▶ EXERCISE OBJECTIVE
Exact repetition of every entry is required.

▶ RECORDS TO USE
+ + + + +

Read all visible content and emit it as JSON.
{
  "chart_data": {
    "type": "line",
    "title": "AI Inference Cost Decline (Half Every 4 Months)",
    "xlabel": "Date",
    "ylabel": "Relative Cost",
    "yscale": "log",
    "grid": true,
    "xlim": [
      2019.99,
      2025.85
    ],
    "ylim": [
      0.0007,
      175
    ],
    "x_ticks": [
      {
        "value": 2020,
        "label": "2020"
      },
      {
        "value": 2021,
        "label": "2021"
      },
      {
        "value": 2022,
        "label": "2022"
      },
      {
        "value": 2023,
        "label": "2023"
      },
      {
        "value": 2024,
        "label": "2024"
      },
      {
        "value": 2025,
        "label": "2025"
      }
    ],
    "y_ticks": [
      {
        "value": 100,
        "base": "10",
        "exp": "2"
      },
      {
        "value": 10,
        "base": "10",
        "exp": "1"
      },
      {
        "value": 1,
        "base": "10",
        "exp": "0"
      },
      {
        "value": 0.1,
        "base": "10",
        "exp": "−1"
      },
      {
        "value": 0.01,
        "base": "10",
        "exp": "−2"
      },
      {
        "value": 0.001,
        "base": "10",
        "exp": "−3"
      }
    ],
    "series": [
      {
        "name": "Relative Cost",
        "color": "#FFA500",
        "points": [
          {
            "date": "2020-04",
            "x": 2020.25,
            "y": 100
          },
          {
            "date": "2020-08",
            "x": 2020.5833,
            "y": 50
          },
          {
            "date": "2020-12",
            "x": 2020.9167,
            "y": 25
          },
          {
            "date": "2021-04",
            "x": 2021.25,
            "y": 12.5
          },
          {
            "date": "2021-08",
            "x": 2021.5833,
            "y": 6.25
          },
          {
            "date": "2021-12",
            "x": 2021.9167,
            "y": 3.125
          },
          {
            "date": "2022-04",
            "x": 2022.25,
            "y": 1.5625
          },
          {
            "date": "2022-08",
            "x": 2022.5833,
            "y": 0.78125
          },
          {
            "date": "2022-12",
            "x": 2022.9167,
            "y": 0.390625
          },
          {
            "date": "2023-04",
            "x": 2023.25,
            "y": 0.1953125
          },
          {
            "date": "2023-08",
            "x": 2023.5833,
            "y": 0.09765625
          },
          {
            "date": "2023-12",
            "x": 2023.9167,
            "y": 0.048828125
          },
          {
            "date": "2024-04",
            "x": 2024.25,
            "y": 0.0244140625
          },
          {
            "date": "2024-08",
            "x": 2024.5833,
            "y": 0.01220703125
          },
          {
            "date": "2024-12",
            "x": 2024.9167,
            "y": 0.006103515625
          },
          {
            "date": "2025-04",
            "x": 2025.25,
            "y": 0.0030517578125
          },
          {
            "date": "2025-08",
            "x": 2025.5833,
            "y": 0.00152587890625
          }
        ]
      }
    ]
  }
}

+ + + + +

▶ TASK OUTPUT
Read all visible content and emit it as JSON.
{
  "chart_data": {
    "type": "line",
    "title": "AI Inference Cost Decline (Half Every 4 Months)",
    "xlabel": "Date",
    "ylabel": "Relative Cost",
    "yscale": "log",
    "grid": true,
    "xlim": [
      2019.99,
      2025.85
    ],
    "ylim": [
      0.0007,
      175
    ],
    "x_ticks": [
      {
        "value": 2020,
        "label": "2020"
      },
      {
        "value": 2021,
        "label": "2021"
      },
      {
        "value": 2022,
        "label": "2022"
      },
      {
        "value": 2023,
        "label": "2023"
      },
      {
        "value": 2024,
        "label": "2024"
      },
      {
        "value": 2025,
        "label": "2025"
      }
    ],
    "y_ticks": [
      {
        "value": 100,
        "base": "10",
        "exp": "2"
      },
      {
        "value": 10,
        "base": "10",
        "exp": "1"
      },
      {
        "value": 1,
        "base": "10",
        "exp": "0"
      },
      {
        "value": 0.1,
        "base": "10",
        "exp": "−1"
      },
      {
        "value": 0.01,
        "base": "10",
        "exp": "−2"
      },
      {
        "value": 0.001,
        "base": "10",
        "exp": "−3"
      }
    ],
    "series": [
      {
        "name": "Relative Cost",
        "color": "#FFA500",
        "points": [
          {
            "date": "2020-04",
            "x": 2020.25,
            "y": 100
          },
          {
            "date": "2020-08",
            "x": 2020.5833,
            "y": 50
          },
          {
            "date": "2020-12",
            "x": 2020.9167,
            "y": 25
          },
          {
            "date": "2021-04",
            "x": 2021.25,
            "y": 12.5
          },
          {
            "date": "2021-08",
            "x": 2021.5833,
            "y": 6.25
          },
          {
            "date": "2021-12",
            "x": 2021.9167,
            "y": 3.125
          },
          {
            "date": "2022-04",
            "x": 2022.25,
            "y": 1.5625
          },
          {
            "date": "2022-08",
            "x": 2022.5833,
            "y": 0.78125
          },
          {
            "date": "2022-12",
            "x": 2022.9167,
            "y": 0.390625
          },
          {
            "date": "2023-04",
            "x": 2023.25,
            "y": 0.1953125
          },
          {
            "date": "2023-08",
            "x": 2023.5833,
            "y": 0.09765625
          },
          {
            "date": "2023-12",
            "x": 2023.9167,
            "y": 0.048828125
          },
          {
            "date": "2024-04",
            "x": 2024.25,
            "y": 0.0244140625
          },
          {
            "date": "2024-08",
            "x": 2024.5833,
            "y": 0.01220703125
          },
          {
            "date": "2024-12",
            "x": 2024.9167,
            "y": 0.006103515625
          },
          {
            "date": "2025-04",
            "x": 2025.25,
            "y": 0.0030517578125
          },
          {
            "date": "2025-08",
            "x": 2025.5833,
            "y": 0.00152587890625
          }
        ]
      }
    ]
  }
}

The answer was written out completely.